Task prompt – Copy out the items word for word, from the very first line up to and including the line that contains "public-domain-label: PUBLIC DOMAIN".

Source records –
■ ■ ■

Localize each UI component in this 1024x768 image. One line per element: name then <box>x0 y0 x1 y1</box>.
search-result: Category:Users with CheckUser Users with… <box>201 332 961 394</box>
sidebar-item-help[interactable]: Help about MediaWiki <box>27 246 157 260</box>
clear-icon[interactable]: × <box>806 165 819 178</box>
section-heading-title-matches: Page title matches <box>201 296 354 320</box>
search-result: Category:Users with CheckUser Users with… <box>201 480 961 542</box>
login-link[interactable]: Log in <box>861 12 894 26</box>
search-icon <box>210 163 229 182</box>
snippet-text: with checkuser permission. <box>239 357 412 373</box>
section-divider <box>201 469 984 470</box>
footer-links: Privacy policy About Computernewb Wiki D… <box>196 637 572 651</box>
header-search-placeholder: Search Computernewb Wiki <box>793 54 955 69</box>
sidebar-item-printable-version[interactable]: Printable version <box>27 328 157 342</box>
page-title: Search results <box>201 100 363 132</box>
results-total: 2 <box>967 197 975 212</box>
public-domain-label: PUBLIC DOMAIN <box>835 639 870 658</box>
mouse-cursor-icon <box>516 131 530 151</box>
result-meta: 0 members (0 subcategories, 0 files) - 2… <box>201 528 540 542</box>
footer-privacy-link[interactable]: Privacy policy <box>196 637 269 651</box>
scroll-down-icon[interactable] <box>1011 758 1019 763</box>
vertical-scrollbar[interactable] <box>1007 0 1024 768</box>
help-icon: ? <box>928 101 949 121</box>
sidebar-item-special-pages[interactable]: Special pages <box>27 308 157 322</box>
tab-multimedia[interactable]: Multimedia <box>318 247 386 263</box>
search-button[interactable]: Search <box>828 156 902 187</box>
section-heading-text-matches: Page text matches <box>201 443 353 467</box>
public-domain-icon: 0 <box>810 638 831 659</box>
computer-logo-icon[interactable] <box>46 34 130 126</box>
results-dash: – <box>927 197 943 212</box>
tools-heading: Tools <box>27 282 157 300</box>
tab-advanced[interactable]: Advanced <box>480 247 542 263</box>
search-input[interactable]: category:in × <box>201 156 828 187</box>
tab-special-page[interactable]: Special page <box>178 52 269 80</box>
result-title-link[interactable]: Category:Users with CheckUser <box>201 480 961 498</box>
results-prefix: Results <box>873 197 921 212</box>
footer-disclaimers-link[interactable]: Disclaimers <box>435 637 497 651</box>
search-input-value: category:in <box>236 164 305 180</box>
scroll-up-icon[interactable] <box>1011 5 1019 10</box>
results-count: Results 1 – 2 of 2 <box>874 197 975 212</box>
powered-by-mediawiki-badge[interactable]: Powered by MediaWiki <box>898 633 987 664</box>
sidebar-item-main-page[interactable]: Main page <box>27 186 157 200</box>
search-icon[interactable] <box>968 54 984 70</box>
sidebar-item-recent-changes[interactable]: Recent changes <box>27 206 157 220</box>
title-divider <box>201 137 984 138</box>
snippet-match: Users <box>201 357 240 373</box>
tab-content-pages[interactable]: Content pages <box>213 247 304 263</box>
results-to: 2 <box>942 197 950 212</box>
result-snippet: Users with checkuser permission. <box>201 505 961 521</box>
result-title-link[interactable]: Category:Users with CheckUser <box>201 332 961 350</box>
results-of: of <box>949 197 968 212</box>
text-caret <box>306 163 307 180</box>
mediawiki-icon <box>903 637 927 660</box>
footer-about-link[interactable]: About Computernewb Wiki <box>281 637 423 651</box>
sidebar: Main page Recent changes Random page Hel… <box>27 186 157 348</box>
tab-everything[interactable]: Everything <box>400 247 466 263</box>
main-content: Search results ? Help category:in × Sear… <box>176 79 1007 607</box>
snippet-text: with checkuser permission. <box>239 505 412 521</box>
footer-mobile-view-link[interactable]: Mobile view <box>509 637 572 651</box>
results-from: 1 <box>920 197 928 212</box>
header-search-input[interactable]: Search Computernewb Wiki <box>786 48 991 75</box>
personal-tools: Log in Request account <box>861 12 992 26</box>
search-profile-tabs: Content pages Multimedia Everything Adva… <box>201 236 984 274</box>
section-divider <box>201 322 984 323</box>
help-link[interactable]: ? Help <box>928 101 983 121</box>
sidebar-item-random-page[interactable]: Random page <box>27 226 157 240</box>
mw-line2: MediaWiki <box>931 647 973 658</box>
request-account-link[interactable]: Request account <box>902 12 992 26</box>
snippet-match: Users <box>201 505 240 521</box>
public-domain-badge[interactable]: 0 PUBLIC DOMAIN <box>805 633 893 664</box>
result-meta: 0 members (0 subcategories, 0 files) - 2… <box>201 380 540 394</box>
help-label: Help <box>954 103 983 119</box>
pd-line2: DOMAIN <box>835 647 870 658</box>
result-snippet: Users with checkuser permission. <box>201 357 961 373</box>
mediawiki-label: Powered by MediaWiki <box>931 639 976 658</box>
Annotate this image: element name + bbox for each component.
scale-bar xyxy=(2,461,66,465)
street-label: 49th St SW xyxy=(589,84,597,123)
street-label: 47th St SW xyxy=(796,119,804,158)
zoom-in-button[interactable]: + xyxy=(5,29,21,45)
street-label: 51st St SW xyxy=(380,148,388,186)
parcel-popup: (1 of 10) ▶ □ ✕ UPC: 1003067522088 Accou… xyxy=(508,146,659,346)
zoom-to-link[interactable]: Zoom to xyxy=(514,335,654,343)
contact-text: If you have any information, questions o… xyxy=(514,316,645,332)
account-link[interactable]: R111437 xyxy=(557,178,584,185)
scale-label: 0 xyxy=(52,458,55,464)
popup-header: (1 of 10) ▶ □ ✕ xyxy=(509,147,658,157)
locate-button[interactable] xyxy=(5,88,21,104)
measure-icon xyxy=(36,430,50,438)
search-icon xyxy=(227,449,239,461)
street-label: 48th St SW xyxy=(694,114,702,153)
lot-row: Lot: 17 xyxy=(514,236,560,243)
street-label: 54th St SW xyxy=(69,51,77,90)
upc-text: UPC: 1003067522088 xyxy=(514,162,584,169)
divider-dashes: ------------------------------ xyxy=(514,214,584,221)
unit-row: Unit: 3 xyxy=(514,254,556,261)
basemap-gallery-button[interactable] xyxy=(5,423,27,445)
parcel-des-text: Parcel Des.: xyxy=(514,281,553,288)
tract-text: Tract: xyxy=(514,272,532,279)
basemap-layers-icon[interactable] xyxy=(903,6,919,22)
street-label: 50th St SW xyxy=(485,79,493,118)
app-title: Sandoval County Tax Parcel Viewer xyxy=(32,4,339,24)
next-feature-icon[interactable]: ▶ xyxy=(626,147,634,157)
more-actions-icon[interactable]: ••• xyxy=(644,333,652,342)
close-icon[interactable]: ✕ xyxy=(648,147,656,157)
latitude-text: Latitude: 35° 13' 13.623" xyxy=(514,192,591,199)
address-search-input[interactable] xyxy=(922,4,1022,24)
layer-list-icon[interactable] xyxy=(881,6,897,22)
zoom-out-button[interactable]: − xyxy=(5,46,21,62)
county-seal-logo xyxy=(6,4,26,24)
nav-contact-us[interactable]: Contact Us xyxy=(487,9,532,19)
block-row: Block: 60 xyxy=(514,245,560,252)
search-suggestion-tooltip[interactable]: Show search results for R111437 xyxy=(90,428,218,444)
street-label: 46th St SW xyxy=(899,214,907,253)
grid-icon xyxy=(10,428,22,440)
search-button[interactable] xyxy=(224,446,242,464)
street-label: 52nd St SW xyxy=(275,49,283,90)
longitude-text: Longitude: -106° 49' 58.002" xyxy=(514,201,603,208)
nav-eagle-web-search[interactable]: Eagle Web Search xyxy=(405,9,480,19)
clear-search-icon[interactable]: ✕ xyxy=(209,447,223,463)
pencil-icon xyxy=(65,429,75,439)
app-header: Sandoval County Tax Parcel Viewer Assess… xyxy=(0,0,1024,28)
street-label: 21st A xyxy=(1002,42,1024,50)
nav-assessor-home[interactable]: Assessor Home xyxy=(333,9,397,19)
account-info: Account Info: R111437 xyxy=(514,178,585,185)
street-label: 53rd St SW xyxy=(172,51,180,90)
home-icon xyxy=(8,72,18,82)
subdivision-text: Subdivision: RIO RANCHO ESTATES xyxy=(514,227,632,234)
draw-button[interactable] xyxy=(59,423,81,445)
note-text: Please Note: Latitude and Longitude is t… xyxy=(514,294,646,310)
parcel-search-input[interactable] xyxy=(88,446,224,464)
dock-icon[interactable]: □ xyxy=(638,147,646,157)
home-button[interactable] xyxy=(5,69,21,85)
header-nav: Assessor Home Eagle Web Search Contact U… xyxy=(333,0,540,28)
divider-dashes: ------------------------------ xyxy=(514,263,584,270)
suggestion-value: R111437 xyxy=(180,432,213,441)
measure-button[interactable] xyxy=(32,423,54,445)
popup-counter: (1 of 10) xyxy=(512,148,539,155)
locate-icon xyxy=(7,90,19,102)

■ ■ ■

Answer for the task –
Localize each UI component in this 1024x768 image. One line per element: name then <box>x0 y0 x1 y1</box>.
search-result: Category:Users with CheckUser Users with… <box>201 332 961 394</box>
sidebar-item-help[interactable]: Help about MediaWiki <box>27 246 157 260</box>
clear-icon[interactable]: × <box>806 165 819 178</box>
section-heading-title-matches: Page title matches <box>201 296 354 320</box>
search-result: Category:Users with CheckUser Users with… <box>201 480 961 542</box>
login-link[interactable]: Log in <box>861 12 894 26</box>
search-icon <box>210 163 229 182</box>
snippet-text: with checkuser permission. <box>239 357 412 373</box>
section-divider <box>201 469 984 470</box>
footer-links: Privacy policy About Computernewb Wiki D… <box>196 637 572 651</box>
header-search-placeholder: Search Computernewb Wiki <box>793 54 955 69</box>
sidebar-item-printable-version[interactable]: Printable version <box>27 328 157 342</box>
page-title: Search results <box>201 100 363 132</box>
results-total: 2 <box>967 197 975 212</box>
public-domain-label: PUBLIC DOMAIN <box>835 639 870 658</box>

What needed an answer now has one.